EXERCISE TASK: Reproduce all records exactly.

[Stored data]
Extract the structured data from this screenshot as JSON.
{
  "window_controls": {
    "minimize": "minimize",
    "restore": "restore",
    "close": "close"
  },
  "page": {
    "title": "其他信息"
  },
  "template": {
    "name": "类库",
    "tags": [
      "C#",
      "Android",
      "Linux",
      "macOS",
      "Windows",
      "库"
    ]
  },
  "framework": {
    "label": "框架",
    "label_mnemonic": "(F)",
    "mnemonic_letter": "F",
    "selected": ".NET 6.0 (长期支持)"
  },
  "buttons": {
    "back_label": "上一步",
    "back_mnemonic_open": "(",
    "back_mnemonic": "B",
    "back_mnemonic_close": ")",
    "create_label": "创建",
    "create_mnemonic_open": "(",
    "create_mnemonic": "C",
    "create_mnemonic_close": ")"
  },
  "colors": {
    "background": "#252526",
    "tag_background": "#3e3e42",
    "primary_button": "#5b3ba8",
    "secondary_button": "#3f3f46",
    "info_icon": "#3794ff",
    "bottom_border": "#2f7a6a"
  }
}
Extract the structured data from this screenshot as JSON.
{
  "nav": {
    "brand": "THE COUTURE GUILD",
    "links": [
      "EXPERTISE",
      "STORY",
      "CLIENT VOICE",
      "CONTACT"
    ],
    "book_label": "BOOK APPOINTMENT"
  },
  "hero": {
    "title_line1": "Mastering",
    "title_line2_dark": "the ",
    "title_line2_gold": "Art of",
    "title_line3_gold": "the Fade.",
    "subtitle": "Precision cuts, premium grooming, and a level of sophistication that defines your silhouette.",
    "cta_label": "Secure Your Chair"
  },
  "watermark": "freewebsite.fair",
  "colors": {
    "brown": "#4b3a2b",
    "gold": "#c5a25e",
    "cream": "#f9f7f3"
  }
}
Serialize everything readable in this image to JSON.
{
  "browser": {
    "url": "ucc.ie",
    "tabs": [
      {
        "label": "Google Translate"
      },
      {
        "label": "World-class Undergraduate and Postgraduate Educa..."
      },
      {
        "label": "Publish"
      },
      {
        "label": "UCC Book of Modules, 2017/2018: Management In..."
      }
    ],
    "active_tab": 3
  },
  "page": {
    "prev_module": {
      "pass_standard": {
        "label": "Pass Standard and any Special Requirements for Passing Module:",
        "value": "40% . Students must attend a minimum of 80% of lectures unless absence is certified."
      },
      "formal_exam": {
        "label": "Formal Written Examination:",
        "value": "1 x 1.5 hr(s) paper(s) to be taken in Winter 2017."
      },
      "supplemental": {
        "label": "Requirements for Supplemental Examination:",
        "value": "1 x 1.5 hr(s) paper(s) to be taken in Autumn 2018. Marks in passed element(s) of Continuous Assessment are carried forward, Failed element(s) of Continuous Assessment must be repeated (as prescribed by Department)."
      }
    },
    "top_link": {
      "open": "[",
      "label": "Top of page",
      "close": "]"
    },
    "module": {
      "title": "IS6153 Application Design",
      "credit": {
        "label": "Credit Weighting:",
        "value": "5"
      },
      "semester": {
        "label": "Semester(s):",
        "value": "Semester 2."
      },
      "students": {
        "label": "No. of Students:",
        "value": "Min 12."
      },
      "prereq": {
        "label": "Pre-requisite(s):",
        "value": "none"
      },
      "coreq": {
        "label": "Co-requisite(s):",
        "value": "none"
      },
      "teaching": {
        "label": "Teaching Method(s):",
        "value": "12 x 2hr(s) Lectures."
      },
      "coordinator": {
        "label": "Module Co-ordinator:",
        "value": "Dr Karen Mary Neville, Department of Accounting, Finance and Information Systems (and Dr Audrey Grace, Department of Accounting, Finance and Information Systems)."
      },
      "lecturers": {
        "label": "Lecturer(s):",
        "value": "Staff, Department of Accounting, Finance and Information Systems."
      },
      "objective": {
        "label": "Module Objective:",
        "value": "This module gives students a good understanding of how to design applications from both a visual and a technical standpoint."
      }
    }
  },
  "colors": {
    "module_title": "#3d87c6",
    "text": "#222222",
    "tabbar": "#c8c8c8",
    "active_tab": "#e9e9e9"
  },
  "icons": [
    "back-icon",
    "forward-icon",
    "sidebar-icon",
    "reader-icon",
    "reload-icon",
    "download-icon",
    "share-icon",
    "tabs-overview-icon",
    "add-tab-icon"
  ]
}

WRITTEN REPLY:
Extract the structured data from this screenshot as JSON.
{
  "window_controls": {
    "minimize": "minimize",
    "restore": "restore",
    "close": "close"
  },
  "page": {
    "title": "其他信息"
  },
  "template": {
    "name": "类库",
    "tags": [
      "C#",
      "Android",
      "Linux",
      "macOS",
      "Windows",
      "库"
    ]
  },
  "framework": {
    "label": "框架",
    "label_mnemonic": "(F)",
    "mnemonic_letter": "F",
    "selected": ".NET 6.0 (长期支持)"
  },
  "buttons": {
    "back_label": "上一步",
    "back_mnemonic_open": "(",
    "back_mnemonic": "B",
    "back_mnemonic_close": ")",
    "create_label": "创建",
    "create_mnemonic_open": "(",
    "create_mnemonic": "C",
    "create_mnemonic_close": ")"
  },
  "colors": {
    "background": "#252526",
    "tag_background": "#3e3e42",
    "primary_button": "#5b3ba8",
    "secondary_button": "#3f3f46",
    "info_icon": "#3794ff",
    "bottom_border": "#2f7a6a"
  }
}
Extract the structured data from this screenshot as JSON.
{
  "nav": {
    "brand": "THE COUTURE GUILD",
    "links": [
      "EXPERTISE",
      "STORY",
      "CLIENT VOICE",
      "CONTACT"
    ],
    "book_label": "BOOK APPOINTMENT"
  },
  "hero": {
    "title_line1": "Mastering",
    "title_line2_dark": "the ",
    "title_line2_gold": "Art of",
    "title_line3_gold": "the Fade.",
    "subtitle": "Precision cuts, premium grooming, and a level of sophistication that defines your silhouette.",
    "cta_label": "Secure Your Chair"
  },
  "watermark": "freewebsite.fair",
  "colors": {
    "brown": "#4b3a2b",
    "gold": "#c5a25e",
    "cream": "#f9f7f3"
  }
}
Serialize everything readable in this image to JSON.
{
  "browser": {
    "url": "ucc.ie",
    "tabs": [
      {
        "label": "Google Translate"
      },
      {
        "label": "World-class Undergraduate and Postgraduate Educa..."
      },
      {
        "label": "Publish"
      },
      {
        "label": "UCC Book of Modules, 2017/2018: Management In..."
      }
    ],
    "active_tab": 3
  },
  "page": {
    "prev_module": {
      "pass_standard": {
        "label": "Pass Standard and any Special Requirements for Passing Module:",
        "value": "40% . Students must attend a minimum of 80% of lectures unless absence is certified."
      },
      "formal_exam": {
        "label": "Formal Written Examination:",
        "value": "1 x 1.5 hr(s) paper(s) to be taken in Winter 2017."
      },
      "supplemental": {
        "label": "Requirements for Supplemental Examination:",
        "value": "1 x 1.5 hr(s) paper(s) to be taken in Autumn 2018. Marks in passed element(s) of Continuous Assessment are carried forward, Failed element(s) of Continuous Assessment must be repeated (as prescribed by Department)."
      }
    },
    "top_link": {
      "open": "[",
      "label": "Top of page",
      "close": "]"
    },
    "module": {
      "title": "IS6153 Application Design",
      "credit": {
        "label": "Credit Weighting:",
        "value": "5"
      },
      "semester": {
        "label": "Semester(s):",
        "value": "Semester 2."
      },
      "students": {
        "label": "No. of Students:",
        "value": "Min 12."
      },
      "prereq": {
        "label": "Pre-requisite(s):",
        "value": "none"
      },
      "coreq": {
        "label": "Co-requisite(s):",
        "value": "none"
      },
      "teaching": {
        "label": "Teaching Method(s):",
        "value": "12 x 2hr(s) Lectures."
      },
      "coordinator": {
        "label": "Module Co-ordinator:",
        "value": "Dr Karen Mary Neville, Department of Accounting, Finance and Information Systems (and Dr Audrey Grace, Department of Accounting, Finance and Information Systems)."
      },
      "lecturers": {
        "label": "Lecturer(s):",
        "value": "Staff, Department of Accounting, Finance and Information Systems."
      },
      "objective": {
        "label": "Module Objective:",
        "value": "This module gives students a good understanding of how to design applications from both a visual and a technical standpoint."
      }
    }
  },
  "colors": {
    "module_title": "#3d87c6",
    "text": "#222222",
    "tabbar": "#c8c8c8",
    "active_tab": "#e9e9e9"
  },
  "icons": [
    "back-icon",
    "forward-icon",
    "sidebar-icon",
    "reader-icon",
    "reload-icon",
    "download-icon",
    "share-icon",
    "tabs-overview-icon",
    "add-tab-icon"
  ]
}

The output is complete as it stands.